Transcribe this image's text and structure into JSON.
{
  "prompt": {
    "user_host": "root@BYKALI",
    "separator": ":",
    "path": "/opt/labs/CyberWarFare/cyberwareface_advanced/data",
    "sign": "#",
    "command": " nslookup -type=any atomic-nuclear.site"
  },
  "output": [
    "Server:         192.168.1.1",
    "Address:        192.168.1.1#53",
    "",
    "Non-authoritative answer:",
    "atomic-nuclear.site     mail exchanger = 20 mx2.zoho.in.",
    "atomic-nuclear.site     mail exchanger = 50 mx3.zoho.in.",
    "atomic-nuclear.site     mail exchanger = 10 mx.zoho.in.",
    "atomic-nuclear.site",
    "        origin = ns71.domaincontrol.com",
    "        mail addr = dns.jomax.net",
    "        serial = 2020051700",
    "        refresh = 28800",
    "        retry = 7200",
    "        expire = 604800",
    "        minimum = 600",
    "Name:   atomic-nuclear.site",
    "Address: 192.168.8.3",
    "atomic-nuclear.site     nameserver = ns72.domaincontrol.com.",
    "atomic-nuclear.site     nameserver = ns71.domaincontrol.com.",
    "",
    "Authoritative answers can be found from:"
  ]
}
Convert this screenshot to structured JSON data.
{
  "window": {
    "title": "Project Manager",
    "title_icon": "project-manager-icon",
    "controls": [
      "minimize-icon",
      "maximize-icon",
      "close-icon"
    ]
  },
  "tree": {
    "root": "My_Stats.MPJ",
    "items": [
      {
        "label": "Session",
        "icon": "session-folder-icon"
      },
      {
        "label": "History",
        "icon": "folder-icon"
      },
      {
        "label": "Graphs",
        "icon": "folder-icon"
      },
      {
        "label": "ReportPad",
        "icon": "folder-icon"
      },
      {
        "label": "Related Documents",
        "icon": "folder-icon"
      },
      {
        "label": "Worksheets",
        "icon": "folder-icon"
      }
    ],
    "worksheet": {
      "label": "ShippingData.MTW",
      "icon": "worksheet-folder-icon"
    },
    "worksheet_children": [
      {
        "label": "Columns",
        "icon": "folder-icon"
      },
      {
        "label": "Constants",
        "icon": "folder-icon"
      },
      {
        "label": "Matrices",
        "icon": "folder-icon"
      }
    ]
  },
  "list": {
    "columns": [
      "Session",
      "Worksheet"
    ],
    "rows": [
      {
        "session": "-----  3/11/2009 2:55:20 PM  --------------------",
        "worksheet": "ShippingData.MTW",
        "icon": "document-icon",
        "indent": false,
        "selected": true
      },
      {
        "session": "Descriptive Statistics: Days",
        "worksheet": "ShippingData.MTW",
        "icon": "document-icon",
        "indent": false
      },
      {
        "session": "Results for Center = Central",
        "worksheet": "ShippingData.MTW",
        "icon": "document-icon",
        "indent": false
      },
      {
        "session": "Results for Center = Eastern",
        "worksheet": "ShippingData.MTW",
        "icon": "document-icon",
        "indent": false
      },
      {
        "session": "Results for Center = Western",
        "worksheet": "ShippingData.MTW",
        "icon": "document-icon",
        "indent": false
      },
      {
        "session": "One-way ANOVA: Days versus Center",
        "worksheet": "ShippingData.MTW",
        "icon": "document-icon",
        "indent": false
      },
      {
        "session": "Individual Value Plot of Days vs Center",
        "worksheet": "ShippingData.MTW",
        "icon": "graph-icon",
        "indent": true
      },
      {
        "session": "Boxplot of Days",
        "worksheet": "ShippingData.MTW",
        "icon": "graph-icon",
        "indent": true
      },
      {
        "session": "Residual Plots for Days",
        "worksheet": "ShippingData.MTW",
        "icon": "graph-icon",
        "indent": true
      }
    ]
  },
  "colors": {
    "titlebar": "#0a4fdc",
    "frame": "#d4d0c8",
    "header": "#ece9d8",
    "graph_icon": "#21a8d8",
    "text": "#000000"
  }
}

__Job__
In the listing, find all lines with the string "domaincontrol" and copy them.

__Output for this exercise__
    "        origin = ns71.domaincontrol.com",
    "atomic-nuclear.site     nameserver = ns72.domaincontrol.com.",
    "atomic-nuclear.site     nameserver = ns71.domaincontrol.com.",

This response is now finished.